WHAT IS REQUIRED — Repeat the records verbatim and leave the pictures out of your copy.

DATA —
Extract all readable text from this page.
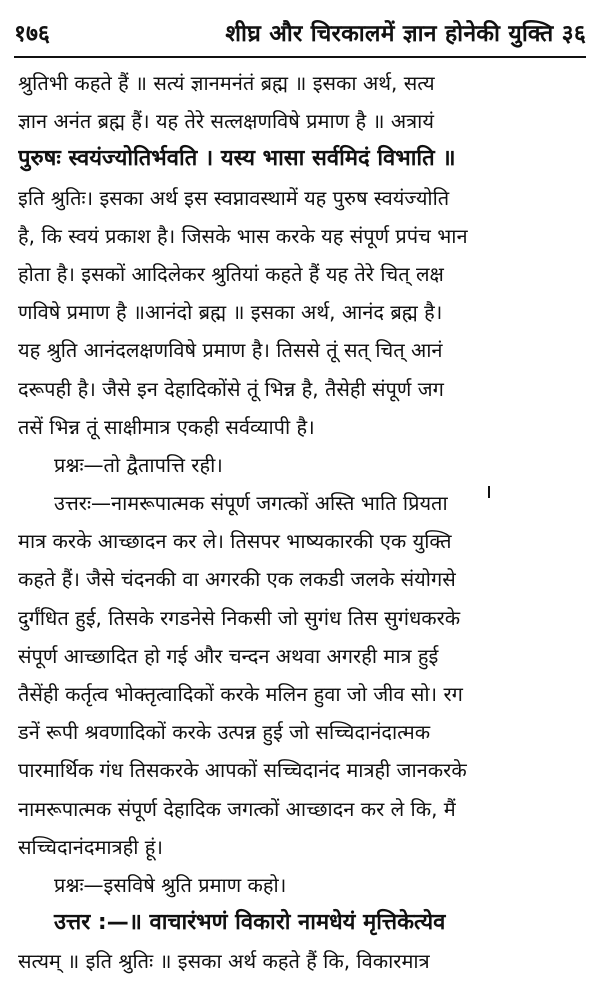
१७६	शीघ्र और चिरकालमें ज्ञान होनेकी युक्ति ३६
श्रुतिभी कहते हैं ॥ सत्यं ज्ञानमनंतं ब्रह्म ॥ इसका अर्थ, सत्य
ज्ञान अनंत ब्रह्म हैं। यह तेरे सत्लक्षणविषे प्रमाण है ॥ अत्रायं
पुरुषः स्वयंज्योतिर्भवति । यस्य भासा सर्वमिदं विभाति ॥
इति श्रुतिः। इसका अर्थ इस स्वप्नावस्थामें यह पुरुष स्वयंज्योति
है, कि स्वयं प्रकाश है। जिसके भास करके यह संपूर्ण प्रपंच भान
होता है। इसकों आदिलेकर श्रुतियां कहते हैं यह तेरे चित् लक्ष
णविषे प्रमाण है ॥आनंदो ब्रह्म ॥ इसका अर्थ, आनंद ब्रह्म है।
यह श्रुति आनंदलक्षणविषे प्रमाण है। तिससे तूं सत् चित् आनं
दरूपही है। जैसे इन देहादिकोंसे तूं भिन्न है, तैसेही संपूर्ण जग
तसें भिन्न तूं साक्षीमात्र एकही सर्वव्यापी है।
प्रश्नः—तो द्वैतापत्ति रही।
उत्तरः—नामरूपात्मक संपूर्ण जगत्कों अस्ति भाति प्रियता
मात्र करके आच्छादन कर ले। तिसपर भाष्यकारकी एक युक्ति
कहते हैं। जैसे चंदनकी वा अगरकी एक लकडी जलके संयोगसे
दुर्गंधित हुई, तिसके रगडनेसे निकसी जो सुगंध तिस सुगंधकरके
संपूर्ण आच्छादित हो गई और चन्दन अथवा अगरही मात्र हुई
तैसेंही कर्तृत्व भोक्तृत्वादिकों करके मलिन हुवा जो जीव सो। रग
डनें रूपी श्रवणादिकों करके उत्पन्न हुई जो सच्चिदानंदात्मक
पारमार्थिक गंध तिसकरके आपकों सच्चिदानंद मात्रही जानकरके
नामरूपात्मक संपूर्ण देहादिक जगत्कों आच्छादन कर ले कि, मैं
सच्चिदानंदमात्रही हूं।
प्रश्नः—इसविषे श्रुति प्रमाण कहो।
उत्तर :—॥ वाचारंभणं विकारो नामधेयं मृत्तिकेत्येव
सत्यम् ॥ इति श्रुतिः ॥ इसका अर्थ कहते हैं कि, विकारमात्र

FINAL ANSWER —
Extract all readable text from this page.
१७६	शीघ्र और चिरकालमें ज्ञान होनेकी युक्ति ३६
श्रुतिभी कहते हैं ॥ सत्यं ज्ञानमनंतं ब्रह्म ॥ इसका अर्थ, सत्य
ज्ञान अनंत ब्रह्म हैं। यह तेरे सत्लक्षणविषे प्रमाण है ॥ अत्रायं
पुरुषः स्वयंज्योतिर्भवति । यस्य भासा सर्वमिदं विभाति ॥
इति श्रुतिः। इसका अर्थ इस स्वप्नावस्थामें यह पुरुष स्वयंज्योति
है, कि स्वयं प्रकाश है। जिसके भास करके यह संपूर्ण प्रपंच भान
होता है। इसकों आदिलेकर श्रुतियां कहते हैं यह तेरे चित् लक्ष
णविषे प्रमाण है ॥आनंदो ब्रह्म ॥ इसका अर्थ, आनंद ब्रह्म है।
यह श्रुति आनंदलक्षणविषे प्रमाण है। तिससे तूं सत् चित् आनं
दरूपही है। जैसे इन देहादिकोंसे तूं भिन्न है, तैसेही संपूर्ण जग
तसें भिन्न तूं साक्षीमात्र एकही सर्वव्यापी है।
प्रश्नः—तो द्वैतापत्ति रही।
उत्तरः—नामरूपात्मक संपूर्ण जगत्कों अस्ति भाति प्रियता
मात्र करके आच्छादन कर ले। तिसपर भाष्यकारकी एक युक्ति
कहते हैं। जैसे चंदनकी वा अगरकी एक लकडी जलके संयोगसे
दुर्गंधित हुई, तिसके रगडनेसे निकसी जो सुगंध तिस सुगंधकरके
संपूर्ण आच्छादित हो गई और चन्दन अथवा अगरही मात्र हुई
तैसेंही कर्तृत्व भोक्तृत्वादिकों करके मलिन हुवा जो जीव सो। रग
डनें रूपी श्रवणादिकों करके उत्पन्न हुई जो सच्चिदानंदात्मक
पारमार्थिक गंध तिसकरके आपकों सच्चिदानंद मात्रही जानकरके
नामरूपात्मक संपूर्ण देहादिक जगत्कों आच्छादन कर ले कि, मैं
सच्चिदानंदमात्रही हूं।
प्रश्नः—इसविषे श्रुति प्रमाण कहो।
उत्तर :—॥ वाचारंभणं विकारो नामधेयं मृत्तिकेत्येव
सत्यम् ॥ इति श्रुतिः ॥ इसका अर्थ कहते हैं कि, विकारमात्र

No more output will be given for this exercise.